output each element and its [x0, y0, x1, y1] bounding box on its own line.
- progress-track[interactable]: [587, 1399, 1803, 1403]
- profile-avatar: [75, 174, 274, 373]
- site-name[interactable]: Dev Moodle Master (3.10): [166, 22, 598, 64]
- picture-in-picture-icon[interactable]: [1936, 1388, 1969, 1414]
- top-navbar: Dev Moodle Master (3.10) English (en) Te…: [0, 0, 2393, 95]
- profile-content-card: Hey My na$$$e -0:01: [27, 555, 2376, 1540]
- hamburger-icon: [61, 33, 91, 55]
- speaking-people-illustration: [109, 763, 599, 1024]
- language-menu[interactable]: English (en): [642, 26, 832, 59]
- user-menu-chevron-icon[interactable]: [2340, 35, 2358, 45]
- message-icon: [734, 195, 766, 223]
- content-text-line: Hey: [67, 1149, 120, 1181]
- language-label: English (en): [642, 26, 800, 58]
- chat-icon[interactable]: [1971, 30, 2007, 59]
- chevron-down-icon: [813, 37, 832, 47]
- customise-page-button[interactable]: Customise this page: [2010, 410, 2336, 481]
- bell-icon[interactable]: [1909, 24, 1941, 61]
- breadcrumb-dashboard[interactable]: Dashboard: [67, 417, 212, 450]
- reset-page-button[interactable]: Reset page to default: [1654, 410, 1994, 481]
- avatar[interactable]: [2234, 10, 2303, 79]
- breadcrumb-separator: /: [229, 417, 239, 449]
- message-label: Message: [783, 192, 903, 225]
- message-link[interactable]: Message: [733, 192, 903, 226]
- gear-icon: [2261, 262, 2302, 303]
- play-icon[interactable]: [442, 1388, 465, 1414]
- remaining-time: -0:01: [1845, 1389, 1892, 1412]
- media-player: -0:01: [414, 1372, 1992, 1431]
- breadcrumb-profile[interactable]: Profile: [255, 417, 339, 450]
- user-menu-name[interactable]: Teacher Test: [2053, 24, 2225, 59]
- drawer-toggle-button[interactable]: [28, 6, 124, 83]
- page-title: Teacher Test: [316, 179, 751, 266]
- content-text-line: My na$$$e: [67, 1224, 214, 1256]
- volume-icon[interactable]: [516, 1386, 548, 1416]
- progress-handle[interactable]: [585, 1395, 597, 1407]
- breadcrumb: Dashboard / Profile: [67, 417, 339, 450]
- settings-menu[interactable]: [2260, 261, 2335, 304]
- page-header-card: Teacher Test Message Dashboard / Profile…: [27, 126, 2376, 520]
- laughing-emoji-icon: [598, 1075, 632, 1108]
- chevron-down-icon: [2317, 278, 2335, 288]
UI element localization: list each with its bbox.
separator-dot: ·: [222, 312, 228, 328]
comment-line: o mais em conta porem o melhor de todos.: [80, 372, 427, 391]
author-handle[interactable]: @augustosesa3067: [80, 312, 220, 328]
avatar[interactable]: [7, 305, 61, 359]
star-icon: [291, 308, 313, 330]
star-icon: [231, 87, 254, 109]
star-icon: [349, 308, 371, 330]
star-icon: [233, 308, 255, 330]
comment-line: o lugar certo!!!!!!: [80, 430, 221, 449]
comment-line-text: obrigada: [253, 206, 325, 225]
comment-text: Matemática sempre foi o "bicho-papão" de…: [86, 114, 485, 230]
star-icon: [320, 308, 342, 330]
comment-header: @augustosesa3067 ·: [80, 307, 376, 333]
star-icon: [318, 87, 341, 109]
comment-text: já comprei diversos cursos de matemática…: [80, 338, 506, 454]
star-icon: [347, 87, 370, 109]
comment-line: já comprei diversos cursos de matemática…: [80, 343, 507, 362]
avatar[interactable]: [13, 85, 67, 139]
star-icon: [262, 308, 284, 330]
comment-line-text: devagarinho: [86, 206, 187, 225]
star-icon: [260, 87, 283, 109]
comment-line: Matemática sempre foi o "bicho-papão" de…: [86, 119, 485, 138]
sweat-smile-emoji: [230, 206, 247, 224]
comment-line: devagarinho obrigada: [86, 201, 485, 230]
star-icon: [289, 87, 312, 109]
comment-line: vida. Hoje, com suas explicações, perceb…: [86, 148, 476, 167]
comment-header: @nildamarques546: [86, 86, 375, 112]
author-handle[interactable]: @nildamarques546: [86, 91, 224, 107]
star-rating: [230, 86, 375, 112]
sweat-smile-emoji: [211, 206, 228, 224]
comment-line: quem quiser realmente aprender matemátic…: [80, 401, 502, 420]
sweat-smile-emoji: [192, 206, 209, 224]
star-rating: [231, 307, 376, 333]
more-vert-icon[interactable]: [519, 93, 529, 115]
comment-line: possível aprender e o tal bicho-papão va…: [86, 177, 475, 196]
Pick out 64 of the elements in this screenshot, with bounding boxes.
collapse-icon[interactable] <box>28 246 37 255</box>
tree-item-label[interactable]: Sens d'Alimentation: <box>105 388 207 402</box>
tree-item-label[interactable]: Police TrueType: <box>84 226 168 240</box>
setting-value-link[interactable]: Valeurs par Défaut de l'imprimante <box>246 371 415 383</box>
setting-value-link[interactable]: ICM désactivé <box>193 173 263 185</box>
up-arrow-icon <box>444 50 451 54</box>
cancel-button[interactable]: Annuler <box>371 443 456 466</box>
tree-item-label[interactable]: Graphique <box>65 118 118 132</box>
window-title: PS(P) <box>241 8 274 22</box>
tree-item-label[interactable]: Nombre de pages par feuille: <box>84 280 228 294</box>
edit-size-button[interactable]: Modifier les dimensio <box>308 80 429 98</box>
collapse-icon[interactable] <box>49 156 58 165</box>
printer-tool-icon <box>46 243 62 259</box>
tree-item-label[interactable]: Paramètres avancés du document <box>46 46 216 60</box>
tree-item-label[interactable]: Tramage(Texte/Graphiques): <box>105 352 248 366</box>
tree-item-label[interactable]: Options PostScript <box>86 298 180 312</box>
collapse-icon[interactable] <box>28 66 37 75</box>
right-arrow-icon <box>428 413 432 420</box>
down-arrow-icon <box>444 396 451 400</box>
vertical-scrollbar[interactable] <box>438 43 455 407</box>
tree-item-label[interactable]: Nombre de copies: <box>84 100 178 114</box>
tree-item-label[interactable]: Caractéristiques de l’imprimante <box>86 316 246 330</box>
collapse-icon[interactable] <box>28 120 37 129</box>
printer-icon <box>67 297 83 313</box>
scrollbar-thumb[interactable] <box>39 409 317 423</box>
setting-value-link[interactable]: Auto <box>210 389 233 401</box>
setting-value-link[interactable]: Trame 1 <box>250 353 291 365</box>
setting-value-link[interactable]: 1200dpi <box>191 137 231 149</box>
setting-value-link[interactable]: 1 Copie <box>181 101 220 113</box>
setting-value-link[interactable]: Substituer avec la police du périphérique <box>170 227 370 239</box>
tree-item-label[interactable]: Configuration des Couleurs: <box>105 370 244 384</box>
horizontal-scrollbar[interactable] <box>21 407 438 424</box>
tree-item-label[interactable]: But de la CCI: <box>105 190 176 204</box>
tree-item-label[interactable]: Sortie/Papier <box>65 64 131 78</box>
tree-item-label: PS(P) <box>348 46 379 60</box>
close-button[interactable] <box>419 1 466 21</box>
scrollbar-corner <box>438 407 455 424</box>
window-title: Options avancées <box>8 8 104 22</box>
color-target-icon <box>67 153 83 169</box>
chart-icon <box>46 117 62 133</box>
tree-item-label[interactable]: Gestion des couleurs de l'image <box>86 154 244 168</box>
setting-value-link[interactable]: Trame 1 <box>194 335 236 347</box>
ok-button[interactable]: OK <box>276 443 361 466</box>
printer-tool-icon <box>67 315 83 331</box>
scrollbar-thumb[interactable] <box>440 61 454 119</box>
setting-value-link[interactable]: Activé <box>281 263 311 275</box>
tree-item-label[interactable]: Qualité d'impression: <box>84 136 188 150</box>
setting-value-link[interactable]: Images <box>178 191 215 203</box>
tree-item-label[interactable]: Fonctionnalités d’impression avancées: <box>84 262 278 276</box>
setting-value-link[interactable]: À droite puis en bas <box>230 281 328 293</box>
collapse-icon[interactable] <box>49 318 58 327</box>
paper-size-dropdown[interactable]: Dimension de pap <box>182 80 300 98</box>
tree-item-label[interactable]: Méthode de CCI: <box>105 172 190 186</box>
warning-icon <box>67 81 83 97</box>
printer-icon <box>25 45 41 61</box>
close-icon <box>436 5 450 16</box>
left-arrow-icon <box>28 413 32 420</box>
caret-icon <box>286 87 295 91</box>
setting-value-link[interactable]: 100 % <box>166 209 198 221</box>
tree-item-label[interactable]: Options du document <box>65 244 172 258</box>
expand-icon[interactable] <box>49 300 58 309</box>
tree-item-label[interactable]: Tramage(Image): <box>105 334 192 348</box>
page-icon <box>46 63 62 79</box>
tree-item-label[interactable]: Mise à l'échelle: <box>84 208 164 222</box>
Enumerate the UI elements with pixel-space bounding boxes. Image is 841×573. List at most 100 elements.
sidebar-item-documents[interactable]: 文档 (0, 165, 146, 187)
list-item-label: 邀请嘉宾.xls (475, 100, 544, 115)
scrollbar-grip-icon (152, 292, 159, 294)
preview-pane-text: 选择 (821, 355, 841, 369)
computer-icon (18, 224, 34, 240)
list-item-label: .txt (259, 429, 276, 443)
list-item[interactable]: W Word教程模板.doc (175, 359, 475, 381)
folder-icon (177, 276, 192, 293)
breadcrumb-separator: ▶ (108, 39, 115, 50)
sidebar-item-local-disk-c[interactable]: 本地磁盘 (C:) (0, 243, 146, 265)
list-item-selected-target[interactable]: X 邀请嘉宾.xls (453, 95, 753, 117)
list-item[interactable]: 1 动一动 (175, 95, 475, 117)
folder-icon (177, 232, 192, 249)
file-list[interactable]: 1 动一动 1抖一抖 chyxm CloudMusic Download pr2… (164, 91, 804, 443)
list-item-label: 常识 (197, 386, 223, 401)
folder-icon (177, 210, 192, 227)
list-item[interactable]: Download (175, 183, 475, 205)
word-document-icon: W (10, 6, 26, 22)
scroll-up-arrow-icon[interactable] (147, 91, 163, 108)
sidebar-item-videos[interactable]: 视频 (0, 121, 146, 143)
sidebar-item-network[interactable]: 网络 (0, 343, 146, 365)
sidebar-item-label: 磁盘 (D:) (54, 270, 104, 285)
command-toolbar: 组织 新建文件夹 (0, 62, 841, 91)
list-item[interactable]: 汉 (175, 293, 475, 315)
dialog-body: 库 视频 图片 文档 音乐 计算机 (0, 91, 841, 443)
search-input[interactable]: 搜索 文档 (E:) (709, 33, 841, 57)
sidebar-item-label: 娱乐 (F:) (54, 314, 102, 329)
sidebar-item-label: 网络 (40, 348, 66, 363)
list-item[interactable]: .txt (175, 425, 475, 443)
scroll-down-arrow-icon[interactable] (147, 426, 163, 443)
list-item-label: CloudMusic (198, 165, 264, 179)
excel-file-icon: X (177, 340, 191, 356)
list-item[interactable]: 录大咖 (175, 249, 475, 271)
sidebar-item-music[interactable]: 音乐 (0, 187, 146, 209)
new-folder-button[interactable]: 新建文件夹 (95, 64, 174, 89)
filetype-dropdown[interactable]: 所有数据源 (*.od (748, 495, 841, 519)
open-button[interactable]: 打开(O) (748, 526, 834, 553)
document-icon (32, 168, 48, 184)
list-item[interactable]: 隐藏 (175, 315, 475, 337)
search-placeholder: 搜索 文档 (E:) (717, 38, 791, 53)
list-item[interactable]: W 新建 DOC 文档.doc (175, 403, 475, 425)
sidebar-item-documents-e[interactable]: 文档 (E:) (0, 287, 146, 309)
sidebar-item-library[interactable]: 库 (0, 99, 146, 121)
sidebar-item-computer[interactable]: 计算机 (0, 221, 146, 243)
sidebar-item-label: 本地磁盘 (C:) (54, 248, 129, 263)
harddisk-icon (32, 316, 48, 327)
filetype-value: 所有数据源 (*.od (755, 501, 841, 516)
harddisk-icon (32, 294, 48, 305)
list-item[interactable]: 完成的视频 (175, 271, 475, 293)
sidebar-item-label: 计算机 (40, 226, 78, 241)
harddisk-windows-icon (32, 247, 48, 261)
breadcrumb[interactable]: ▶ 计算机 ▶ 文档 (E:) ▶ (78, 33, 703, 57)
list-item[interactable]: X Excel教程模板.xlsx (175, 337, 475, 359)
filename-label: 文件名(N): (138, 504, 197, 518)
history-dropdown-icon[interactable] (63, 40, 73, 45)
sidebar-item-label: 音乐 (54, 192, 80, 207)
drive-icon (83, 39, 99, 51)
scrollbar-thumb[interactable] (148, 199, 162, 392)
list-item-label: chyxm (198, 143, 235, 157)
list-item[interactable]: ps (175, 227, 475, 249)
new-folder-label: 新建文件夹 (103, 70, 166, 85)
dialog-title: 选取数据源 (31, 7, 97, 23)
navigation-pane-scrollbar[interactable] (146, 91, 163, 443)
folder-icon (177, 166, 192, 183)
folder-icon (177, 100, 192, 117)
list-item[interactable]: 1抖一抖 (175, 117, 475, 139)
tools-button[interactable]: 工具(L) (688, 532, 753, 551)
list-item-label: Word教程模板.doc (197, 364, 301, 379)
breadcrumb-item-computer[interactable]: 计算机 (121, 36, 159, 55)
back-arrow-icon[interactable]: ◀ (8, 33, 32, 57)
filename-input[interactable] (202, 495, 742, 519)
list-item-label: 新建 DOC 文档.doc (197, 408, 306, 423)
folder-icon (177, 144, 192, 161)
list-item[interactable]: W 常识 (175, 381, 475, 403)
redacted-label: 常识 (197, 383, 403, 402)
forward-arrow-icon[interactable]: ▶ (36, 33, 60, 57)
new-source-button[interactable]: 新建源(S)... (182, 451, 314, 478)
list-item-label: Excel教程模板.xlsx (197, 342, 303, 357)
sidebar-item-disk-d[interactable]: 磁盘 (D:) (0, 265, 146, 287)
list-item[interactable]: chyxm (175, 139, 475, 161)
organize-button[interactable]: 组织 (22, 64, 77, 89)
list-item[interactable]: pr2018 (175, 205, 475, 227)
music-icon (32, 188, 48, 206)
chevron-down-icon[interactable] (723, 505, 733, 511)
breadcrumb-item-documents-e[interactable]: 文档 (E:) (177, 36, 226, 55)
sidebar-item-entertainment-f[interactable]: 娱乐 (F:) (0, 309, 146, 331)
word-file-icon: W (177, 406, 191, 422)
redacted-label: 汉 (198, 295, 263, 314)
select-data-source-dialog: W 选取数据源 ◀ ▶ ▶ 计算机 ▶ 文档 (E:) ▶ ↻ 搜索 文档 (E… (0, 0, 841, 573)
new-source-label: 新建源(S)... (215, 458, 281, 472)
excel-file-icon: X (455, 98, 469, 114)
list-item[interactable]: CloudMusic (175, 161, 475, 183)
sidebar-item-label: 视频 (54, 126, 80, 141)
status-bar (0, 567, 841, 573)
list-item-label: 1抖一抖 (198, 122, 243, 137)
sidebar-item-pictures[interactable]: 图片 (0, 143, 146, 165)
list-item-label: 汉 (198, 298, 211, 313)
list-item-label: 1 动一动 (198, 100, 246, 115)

----------

**Your instructions**
Return every line of the listing above that contains the string "新建文件夹", treating uppercase and lowercase as distinct.

**Complete output**
command-toolbar: 组织 新建文件夹 (0, 62, 841, 91)
new-folder-button[interactable]: 新建文件夹 (95, 64, 174, 89)
new-folder-label: 新建文件夹 (103, 70, 166, 85)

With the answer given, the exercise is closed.